**DIRECTIVE**
Pull out all lines from the listing below in which the word "this" appears.
[start of TASK MATERIAL]
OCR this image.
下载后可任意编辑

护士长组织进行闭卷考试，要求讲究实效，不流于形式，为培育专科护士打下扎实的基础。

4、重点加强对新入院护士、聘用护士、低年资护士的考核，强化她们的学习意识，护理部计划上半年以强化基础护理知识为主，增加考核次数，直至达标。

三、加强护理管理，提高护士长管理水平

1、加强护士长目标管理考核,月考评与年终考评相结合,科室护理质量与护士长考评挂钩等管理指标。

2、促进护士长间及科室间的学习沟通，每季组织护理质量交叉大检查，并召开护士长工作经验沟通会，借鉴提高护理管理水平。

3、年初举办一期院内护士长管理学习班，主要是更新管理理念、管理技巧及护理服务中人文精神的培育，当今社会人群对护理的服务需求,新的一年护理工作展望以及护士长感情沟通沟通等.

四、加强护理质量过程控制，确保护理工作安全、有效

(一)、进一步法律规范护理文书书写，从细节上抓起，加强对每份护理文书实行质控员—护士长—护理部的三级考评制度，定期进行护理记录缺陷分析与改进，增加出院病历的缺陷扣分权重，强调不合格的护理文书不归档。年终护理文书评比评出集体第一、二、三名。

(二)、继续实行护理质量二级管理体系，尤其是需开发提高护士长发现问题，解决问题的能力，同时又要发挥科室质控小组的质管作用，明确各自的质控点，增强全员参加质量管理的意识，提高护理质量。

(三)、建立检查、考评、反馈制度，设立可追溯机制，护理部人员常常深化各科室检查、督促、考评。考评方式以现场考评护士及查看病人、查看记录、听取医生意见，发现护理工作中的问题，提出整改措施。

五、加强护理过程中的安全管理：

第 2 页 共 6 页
[end of TASK MATERIAL]
[start of TASK MATERIAL]
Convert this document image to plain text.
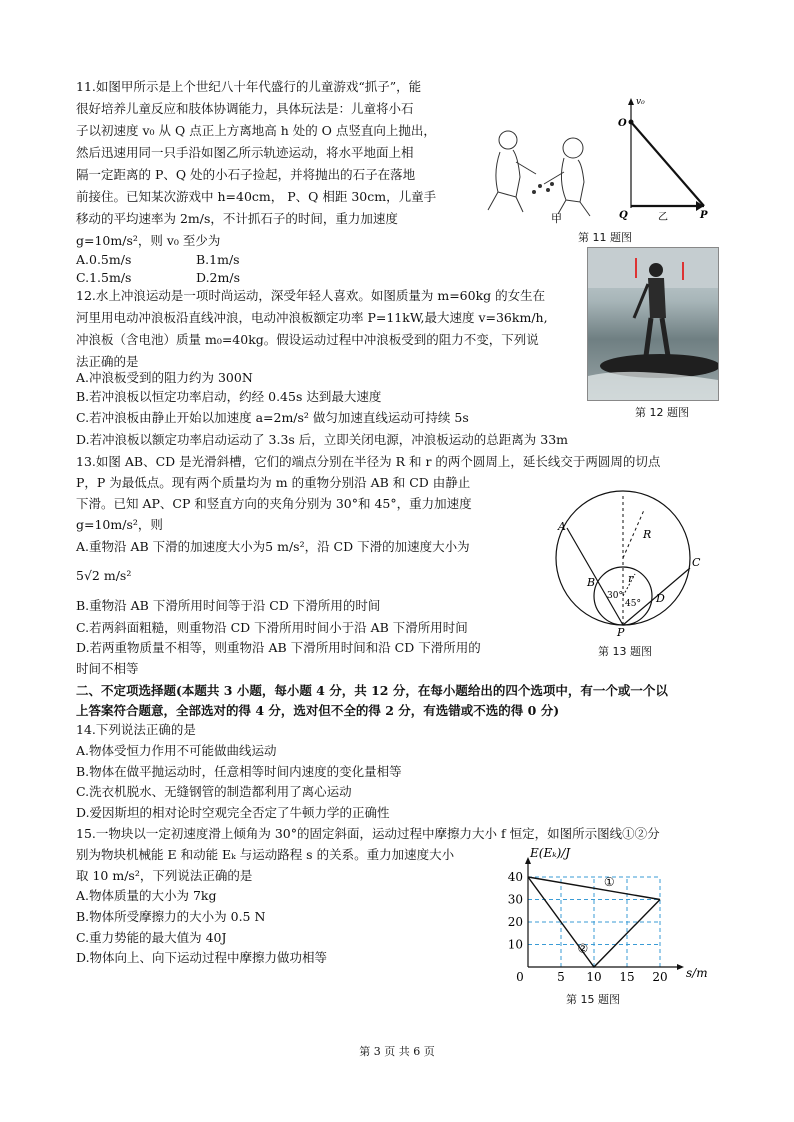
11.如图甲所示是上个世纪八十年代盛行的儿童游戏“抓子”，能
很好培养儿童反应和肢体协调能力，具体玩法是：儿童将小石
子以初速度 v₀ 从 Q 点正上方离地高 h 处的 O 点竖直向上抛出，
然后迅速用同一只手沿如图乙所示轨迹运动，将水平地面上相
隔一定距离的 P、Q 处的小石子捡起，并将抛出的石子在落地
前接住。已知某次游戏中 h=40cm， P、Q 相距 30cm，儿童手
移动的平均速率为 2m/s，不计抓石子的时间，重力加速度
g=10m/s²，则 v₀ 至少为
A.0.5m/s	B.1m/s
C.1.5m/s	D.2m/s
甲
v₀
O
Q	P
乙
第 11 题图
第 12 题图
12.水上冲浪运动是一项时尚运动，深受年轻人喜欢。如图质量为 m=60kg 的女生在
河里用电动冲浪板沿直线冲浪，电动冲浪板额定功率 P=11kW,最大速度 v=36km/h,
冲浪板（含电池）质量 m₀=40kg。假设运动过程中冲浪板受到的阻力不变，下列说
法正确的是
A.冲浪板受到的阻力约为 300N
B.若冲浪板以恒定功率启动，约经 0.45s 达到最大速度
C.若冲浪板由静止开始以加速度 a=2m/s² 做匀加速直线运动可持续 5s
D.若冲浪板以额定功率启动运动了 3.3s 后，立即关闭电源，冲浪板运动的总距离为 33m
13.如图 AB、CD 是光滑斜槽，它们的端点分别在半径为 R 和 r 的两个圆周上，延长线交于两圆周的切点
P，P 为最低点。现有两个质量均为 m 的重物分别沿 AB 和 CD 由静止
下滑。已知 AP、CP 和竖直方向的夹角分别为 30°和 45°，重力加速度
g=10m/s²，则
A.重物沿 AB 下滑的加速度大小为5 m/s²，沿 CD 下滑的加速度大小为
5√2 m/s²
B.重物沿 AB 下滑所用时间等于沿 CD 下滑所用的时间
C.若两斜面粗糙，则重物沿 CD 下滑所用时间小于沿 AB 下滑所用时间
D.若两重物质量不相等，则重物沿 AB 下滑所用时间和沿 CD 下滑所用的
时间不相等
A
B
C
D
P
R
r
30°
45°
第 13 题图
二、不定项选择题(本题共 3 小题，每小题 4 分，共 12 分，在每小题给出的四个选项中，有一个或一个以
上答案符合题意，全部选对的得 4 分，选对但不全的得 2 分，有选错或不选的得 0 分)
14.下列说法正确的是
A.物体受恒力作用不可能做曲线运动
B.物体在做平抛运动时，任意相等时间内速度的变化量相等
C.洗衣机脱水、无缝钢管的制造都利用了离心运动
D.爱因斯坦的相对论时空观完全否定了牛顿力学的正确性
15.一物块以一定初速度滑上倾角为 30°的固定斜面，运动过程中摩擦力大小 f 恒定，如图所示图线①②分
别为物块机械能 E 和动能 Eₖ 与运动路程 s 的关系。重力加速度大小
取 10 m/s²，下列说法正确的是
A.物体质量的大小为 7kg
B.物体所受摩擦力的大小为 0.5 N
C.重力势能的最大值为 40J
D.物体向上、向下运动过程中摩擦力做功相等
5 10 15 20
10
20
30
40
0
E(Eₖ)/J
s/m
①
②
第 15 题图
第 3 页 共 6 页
[end of TASK MATERIAL]
**THE OUTPUT**
OCR this image.
Convert this document image to plain text.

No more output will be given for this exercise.